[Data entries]

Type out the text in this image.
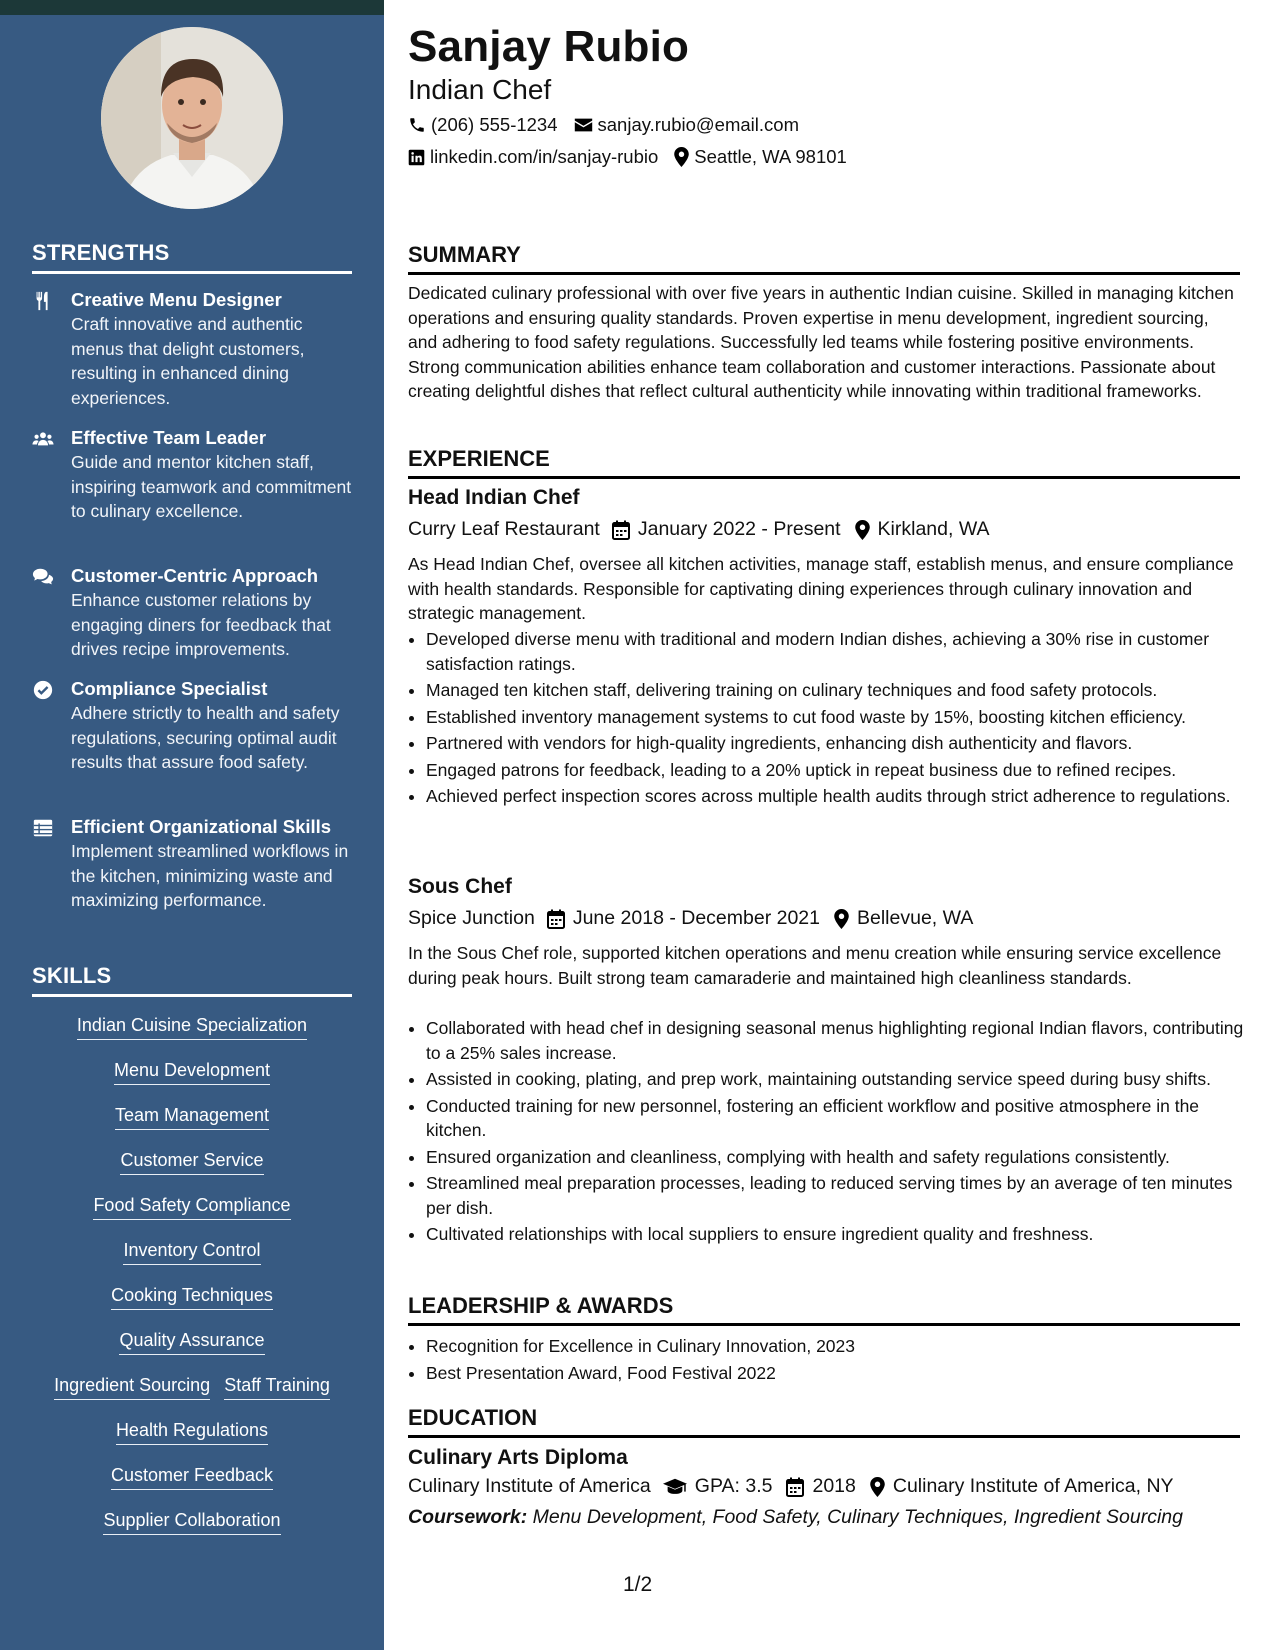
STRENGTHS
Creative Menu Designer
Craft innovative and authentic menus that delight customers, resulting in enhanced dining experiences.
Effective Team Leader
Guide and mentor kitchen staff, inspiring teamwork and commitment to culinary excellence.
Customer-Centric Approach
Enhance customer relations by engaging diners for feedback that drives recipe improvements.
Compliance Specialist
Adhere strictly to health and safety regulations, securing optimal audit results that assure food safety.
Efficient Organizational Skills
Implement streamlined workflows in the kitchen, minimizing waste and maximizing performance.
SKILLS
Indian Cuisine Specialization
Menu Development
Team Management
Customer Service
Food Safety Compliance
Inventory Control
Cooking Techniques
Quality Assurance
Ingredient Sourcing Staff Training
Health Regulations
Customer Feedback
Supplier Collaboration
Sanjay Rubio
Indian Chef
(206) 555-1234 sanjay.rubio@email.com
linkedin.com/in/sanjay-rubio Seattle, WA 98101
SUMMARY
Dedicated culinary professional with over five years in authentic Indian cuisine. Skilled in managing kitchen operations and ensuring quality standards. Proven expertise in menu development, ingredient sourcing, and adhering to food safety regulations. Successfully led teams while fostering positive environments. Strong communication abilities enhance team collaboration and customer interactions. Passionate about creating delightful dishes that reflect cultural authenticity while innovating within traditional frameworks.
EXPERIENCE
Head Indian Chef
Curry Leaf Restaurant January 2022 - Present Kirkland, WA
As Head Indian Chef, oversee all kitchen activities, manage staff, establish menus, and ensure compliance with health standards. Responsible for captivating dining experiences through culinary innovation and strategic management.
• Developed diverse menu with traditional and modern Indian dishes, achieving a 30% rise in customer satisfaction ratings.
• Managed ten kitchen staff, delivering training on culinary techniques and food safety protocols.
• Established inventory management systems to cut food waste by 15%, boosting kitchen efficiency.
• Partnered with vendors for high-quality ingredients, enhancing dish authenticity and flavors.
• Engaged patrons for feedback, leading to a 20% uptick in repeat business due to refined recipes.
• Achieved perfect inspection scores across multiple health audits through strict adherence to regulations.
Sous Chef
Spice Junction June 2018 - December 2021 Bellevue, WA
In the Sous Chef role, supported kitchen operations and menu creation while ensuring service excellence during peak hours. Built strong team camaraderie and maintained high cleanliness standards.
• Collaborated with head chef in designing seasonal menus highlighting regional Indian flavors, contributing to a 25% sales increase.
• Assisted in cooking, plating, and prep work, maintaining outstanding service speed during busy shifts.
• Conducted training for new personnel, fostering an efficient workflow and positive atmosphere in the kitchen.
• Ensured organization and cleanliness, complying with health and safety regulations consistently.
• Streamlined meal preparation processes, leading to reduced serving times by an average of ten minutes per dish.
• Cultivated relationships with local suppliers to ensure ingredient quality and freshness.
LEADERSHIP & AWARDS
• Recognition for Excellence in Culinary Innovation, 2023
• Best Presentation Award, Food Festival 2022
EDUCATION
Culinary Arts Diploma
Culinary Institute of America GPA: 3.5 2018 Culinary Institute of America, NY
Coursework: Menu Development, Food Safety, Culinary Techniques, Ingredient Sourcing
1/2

...

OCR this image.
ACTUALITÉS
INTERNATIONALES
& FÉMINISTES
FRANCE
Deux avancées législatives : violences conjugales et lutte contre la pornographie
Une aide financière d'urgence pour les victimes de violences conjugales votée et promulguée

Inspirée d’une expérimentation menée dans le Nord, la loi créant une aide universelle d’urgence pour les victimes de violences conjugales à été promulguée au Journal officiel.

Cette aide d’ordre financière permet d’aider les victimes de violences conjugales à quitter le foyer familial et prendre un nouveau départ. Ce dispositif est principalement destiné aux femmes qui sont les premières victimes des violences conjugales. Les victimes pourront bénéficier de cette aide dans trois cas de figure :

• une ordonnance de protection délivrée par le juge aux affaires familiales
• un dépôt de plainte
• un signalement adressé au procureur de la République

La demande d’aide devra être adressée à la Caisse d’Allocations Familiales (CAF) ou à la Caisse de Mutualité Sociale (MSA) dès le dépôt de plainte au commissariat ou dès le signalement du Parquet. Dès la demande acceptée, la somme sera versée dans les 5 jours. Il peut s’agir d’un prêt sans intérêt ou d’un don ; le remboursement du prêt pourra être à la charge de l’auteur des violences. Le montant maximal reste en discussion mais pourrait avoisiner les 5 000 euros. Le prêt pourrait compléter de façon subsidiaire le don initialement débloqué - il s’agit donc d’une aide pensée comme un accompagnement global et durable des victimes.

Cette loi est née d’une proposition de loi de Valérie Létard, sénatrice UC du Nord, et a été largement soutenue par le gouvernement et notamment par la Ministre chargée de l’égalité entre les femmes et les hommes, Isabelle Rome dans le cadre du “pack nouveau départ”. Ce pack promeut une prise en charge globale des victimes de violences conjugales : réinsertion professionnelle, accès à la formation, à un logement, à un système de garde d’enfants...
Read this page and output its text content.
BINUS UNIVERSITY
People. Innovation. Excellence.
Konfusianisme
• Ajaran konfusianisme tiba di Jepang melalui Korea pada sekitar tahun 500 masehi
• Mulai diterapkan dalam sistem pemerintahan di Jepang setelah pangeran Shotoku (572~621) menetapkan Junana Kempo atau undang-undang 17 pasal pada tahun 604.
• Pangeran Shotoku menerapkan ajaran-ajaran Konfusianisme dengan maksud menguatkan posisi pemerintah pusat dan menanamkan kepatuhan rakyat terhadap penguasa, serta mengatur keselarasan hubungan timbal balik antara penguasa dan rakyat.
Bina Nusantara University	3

Goal: Copy out every line in the entries above that holds "flavors".

Result below:
• Partnered with vendors for high-quality ingredients, enhancing dish authenticity and flavors.
• Collaborated with head chef in designing seasonal menus highlighting regional Indian flavors, contributing to a 25% sales increase.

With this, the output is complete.